* **Job**
Return the whole listing exactly as it stands.

* **Material shown**
----------
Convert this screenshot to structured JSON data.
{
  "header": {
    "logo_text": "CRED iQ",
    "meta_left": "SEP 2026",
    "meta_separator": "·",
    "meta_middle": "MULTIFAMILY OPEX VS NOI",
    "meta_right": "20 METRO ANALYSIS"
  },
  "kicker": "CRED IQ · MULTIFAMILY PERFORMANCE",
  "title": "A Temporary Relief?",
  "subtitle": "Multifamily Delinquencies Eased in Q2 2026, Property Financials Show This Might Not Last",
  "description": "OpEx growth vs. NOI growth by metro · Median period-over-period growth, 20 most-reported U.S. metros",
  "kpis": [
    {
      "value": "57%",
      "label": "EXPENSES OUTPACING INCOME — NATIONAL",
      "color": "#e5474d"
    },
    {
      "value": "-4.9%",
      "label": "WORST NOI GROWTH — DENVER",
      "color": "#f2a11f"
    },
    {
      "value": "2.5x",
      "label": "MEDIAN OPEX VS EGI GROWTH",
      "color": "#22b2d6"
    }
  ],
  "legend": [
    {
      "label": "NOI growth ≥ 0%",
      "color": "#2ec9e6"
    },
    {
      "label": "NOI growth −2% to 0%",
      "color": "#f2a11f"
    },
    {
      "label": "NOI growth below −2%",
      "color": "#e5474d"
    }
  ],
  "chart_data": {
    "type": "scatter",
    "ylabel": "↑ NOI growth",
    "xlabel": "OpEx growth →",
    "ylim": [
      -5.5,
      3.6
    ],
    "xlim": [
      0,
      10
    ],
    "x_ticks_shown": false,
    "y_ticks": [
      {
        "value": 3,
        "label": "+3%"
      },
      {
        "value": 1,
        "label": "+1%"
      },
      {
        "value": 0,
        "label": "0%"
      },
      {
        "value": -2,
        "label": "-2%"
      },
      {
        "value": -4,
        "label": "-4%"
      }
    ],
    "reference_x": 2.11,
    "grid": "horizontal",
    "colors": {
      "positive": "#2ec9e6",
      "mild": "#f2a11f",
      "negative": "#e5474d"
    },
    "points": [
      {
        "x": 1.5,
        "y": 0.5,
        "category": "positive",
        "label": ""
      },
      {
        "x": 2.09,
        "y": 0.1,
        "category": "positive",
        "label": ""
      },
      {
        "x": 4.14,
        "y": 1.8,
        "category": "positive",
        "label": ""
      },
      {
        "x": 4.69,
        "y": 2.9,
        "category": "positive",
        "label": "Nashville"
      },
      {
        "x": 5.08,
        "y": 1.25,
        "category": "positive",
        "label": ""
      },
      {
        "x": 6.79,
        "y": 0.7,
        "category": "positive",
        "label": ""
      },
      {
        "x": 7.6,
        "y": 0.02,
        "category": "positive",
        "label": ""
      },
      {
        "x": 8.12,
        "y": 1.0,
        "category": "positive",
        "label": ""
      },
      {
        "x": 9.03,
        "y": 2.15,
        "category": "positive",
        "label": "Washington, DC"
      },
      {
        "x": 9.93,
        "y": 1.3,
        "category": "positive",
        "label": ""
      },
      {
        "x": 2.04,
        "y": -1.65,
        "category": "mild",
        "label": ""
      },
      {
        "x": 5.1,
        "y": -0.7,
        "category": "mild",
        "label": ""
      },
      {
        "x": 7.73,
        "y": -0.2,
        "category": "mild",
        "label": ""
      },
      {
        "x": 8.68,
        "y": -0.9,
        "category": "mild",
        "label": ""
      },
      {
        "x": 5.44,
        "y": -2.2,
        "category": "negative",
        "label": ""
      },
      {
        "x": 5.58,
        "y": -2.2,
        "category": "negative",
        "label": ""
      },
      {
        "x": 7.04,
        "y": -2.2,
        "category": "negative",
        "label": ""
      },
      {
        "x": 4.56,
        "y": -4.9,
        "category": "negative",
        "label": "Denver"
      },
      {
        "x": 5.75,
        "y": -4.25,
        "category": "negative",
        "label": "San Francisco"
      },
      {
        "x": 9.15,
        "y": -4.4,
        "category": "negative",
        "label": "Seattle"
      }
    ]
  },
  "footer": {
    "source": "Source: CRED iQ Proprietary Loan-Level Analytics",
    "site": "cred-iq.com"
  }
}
----------
* **The solution**
Convert this screenshot to structured JSON data.
{
  "header": {
    "logo_text": "CRED iQ",
    "meta_left": "SEP 2026",
    "meta_separator": "·",
    "meta_middle": "MULTIFAMILY OPEX VS NOI",
    "meta_right": "20 METRO ANALYSIS"
  },
  "kicker": "CRED IQ · MULTIFAMILY PERFORMANCE",
  "title": "A Temporary Relief?",
  "subtitle": "Multifamily Delinquencies Eased in Q2 2026, Property Financials Show This Might Not Last",
  "description": "OpEx growth vs. NOI growth by metro · Median period-over-period growth, 20 most-reported U.S. metros",
  "kpis": [
    {
      "value": "57%",
      "label": "EXPENSES OUTPACING INCOME — NATIONAL",
      "color": "#e5474d"
    },
    {
      "value": "-4.9%",
      "label": "WORST NOI GROWTH — DENVER",
      "color": "#f2a11f"
    },
    {
      "value": "2.5x",
      "label": "MEDIAN OPEX VS EGI GROWTH",
      "color": "#22b2d6"
    }
  ],
  "legend": [
    {
      "label": "NOI growth ≥ 0%",
      "color": "#2ec9e6"
    },
    {
      "label": "NOI growth −2% to 0%",
      "color": "#f2a11f"
    },
    {
      "label": "NOI growth below −2%",
      "color": "#e5474d"
    }
  ],
  "chart_data": {
    "type": "scatter",
    "ylabel": "↑ NOI growth",
    "xlabel": "OpEx growth →",
    "ylim": [
      -5.5,
      3.6
    ],
    "xlim": [
      0,
      10
    ],
    "x_ticks_shown": false,
    "y_ticks": [
      {
        "value": 3,
        "label": "+3%"
      },
      {
        "value": 1,
        "label": "+1%"
      },
      {
        "value": 0,
        "label": "0%"
      },
      {
        "value": -2,
        "label": "-2%"
      },
      {
        "value": -4,
        "label": "-4%"
      }
    ],
    "reference_x": 2.11,
    "grid": "horizontal",
    "colors": {
      "positive": "#2ec9e6",
      "mild": "#f2a11f",
      "negative": "#e5474d"
    },
    "points": [
      {
        "x": 1.5,
        "y": 0.5,
        "category": "positive",
        "label": ""
      },
      {
        "x": 2.09,
        "y": 0.1,
        "category": "positive",
        "label": ""
      },
      {
        "x": 4.14,
        "y": 1.8,
        "category": "positive",
        "label": ""
      },
      {
        "x": 4.69,
        "y": 2.9,
        "category": "positive",
        "label": "Nashville"
      },
      {
        "x": 5.08,
        "y": 1.25,
        "category": "positive",
        "label": ""
      },
      {
        "x": 6.79,
        "y": 0.7,
        "category": "positive",
        "label": ""
      },
      {
        "x": 7.6,
        "y": 0.02,
        "category": "positive",
        "label": ""
      },
      {
        "x": 8.12,
        "y": 1.0,
        "category": "positive",
        "label": ""
      },
      {
        "x": 9.03,
        "y": 2.15,
        "category": "positive",
        "label": "Washington, DC"
      },
      {
        "x": 9.93,
        "y": 1.3,
        "category": "positive",
        "label": ""
      },
      {
        "x": 2.04,
        "y": -1.65,
        "category": "mild",
        "label": ""
      },
      {
        "x": 5.1,
        "y": -0.7,
        "category": "mild",
        "label": ""
      },
      {
        "x": 7.73,
        "y": -0.2,
        "category": "mild",
        "label": ""
      },
      {
        "x": 8.68,
        "y": -0.9,
        "category": "mild",
        "label": ""
      },
      {
        "x": 5.44,
        "y": -2.2,
        "category": "negative",
        "label": ""
      },
      {
        "x": 5.58,
        "y": -2.2,
        "category": "negative",
        "label": ""
      },
      {
        "x": 7.04,
        "y": -2.2,
        "category": "negative",
        "label": ""
      },
      {
        "x": 4.56,
        "y": -4.9,
        "category": "negative",
        "label": "Denver"
      },
      {
        "x": 5.75,
        "y": -4.25,
        "category": "negative",
        "label": "San Francisco"
      },
      {
        "x": 9.15,
        "y": -4.4,
        "category": "negative",
        "label": "Seattle"
      }
    ]
  },
  "footer": {
    "source": "Source: CRED iQ Proprietary Loan-Level Analytics",
    "site": "cred-iq.com"
  }
}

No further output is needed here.